── The input

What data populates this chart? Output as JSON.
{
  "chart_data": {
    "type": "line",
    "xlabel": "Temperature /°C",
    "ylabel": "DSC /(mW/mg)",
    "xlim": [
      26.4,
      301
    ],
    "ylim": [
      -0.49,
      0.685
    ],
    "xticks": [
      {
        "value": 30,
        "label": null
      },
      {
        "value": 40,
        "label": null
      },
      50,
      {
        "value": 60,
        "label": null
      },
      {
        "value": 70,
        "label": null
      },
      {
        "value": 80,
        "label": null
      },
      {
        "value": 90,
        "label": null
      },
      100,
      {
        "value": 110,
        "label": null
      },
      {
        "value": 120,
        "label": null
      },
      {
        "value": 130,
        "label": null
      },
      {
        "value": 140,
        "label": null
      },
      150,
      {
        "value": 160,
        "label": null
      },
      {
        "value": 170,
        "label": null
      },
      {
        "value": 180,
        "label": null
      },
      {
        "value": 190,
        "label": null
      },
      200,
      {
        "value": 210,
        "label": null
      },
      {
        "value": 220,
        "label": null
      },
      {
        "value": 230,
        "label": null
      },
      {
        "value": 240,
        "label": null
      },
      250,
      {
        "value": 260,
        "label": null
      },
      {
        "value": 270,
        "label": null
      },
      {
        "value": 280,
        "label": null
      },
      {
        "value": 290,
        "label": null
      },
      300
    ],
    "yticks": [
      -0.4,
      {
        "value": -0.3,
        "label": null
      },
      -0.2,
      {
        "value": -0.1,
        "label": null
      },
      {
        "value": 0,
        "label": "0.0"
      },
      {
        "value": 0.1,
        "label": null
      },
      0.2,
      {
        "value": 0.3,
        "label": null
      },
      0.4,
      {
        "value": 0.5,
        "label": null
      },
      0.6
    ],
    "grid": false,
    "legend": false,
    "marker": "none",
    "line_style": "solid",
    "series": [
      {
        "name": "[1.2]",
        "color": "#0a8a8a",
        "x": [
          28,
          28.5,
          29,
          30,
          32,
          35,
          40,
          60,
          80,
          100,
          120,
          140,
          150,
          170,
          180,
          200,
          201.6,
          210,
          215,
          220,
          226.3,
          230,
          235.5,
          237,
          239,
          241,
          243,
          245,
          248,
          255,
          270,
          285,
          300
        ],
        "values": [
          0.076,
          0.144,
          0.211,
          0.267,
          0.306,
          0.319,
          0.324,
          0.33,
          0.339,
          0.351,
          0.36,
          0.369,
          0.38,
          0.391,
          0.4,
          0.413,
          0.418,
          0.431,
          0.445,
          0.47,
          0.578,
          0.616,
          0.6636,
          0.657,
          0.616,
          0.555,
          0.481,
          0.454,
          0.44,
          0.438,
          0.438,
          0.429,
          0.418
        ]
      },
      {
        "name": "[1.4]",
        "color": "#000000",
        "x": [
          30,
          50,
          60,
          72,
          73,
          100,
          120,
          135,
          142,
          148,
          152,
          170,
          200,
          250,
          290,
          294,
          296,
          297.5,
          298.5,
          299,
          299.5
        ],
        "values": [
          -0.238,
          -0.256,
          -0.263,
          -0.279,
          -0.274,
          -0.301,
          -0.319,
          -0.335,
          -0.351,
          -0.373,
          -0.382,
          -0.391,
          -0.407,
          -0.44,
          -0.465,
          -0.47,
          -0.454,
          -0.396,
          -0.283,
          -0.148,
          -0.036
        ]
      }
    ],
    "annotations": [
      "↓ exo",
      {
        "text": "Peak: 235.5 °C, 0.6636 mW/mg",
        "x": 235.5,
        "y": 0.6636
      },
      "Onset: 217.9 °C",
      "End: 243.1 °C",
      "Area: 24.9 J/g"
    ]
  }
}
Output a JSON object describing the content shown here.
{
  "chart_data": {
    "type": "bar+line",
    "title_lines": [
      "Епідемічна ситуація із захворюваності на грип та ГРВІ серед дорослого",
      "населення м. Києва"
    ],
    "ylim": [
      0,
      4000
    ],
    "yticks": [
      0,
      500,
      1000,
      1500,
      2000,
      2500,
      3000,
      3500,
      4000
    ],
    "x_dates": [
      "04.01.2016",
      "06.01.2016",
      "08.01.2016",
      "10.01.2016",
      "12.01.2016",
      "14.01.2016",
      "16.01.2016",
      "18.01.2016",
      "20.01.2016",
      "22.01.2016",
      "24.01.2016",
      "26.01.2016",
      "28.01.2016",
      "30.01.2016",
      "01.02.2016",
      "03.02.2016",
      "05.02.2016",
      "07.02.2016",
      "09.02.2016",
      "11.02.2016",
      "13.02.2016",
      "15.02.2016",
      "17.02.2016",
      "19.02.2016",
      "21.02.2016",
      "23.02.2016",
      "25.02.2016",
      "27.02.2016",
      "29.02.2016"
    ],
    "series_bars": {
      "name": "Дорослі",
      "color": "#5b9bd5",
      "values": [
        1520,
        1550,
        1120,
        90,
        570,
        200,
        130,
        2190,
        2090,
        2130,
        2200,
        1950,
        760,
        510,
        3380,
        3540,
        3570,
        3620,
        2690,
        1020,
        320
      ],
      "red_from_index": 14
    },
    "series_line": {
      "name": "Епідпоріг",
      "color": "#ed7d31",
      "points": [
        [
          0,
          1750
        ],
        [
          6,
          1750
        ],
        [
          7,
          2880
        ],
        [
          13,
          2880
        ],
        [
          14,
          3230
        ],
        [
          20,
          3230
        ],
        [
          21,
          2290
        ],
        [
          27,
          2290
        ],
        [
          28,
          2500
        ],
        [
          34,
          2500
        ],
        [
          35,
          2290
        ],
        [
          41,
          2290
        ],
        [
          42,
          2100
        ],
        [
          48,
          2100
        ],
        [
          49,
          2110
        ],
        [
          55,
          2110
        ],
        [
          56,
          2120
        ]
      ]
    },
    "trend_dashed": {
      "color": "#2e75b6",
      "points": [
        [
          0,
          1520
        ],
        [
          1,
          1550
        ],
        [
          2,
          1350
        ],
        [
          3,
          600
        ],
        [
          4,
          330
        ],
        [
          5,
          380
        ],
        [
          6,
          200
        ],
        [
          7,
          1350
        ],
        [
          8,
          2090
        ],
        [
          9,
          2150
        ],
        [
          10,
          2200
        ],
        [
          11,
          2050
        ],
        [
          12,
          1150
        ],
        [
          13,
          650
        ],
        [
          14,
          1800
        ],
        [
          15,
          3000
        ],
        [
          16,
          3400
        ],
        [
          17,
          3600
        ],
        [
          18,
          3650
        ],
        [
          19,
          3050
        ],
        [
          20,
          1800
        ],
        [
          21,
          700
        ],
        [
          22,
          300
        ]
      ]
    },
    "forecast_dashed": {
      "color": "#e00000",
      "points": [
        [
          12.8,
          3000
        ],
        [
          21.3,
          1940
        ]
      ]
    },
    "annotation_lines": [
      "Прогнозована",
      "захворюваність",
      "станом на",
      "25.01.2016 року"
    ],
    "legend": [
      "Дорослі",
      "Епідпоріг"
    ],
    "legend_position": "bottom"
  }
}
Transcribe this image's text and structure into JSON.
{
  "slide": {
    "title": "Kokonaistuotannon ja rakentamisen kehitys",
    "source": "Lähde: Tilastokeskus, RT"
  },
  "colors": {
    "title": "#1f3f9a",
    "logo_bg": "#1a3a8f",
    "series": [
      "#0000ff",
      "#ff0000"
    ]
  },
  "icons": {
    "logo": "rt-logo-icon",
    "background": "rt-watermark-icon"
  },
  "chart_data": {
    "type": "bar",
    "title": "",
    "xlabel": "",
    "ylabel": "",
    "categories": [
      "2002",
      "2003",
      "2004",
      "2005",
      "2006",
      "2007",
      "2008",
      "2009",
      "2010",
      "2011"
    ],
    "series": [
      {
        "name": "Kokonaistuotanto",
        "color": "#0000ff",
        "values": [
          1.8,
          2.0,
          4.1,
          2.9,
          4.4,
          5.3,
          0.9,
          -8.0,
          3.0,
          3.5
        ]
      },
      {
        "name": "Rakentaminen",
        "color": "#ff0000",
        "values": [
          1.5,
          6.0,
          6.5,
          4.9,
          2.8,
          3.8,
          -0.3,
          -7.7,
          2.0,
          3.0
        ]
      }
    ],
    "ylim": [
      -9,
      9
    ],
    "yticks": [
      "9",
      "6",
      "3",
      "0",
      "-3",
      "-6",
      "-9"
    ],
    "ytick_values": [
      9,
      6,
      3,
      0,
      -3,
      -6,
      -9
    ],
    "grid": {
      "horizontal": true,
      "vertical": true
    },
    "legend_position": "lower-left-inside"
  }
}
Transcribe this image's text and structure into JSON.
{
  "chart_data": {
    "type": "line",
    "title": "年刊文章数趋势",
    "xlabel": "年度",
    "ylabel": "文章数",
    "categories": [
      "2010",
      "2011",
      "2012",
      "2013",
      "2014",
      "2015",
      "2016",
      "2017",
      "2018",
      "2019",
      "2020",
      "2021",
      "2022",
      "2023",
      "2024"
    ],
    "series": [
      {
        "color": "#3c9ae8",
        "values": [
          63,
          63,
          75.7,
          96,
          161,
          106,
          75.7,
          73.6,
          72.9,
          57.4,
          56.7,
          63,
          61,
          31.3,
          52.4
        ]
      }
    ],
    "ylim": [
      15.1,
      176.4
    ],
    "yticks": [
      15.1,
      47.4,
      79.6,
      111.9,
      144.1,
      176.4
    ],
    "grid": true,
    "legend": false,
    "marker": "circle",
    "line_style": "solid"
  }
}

────

• **Directions for this task**: Pick out every line of the listing containing the word "true", and show those lines.

• **Full output**:
      "horizontal": true,
      "vertical": true
    "grid": true,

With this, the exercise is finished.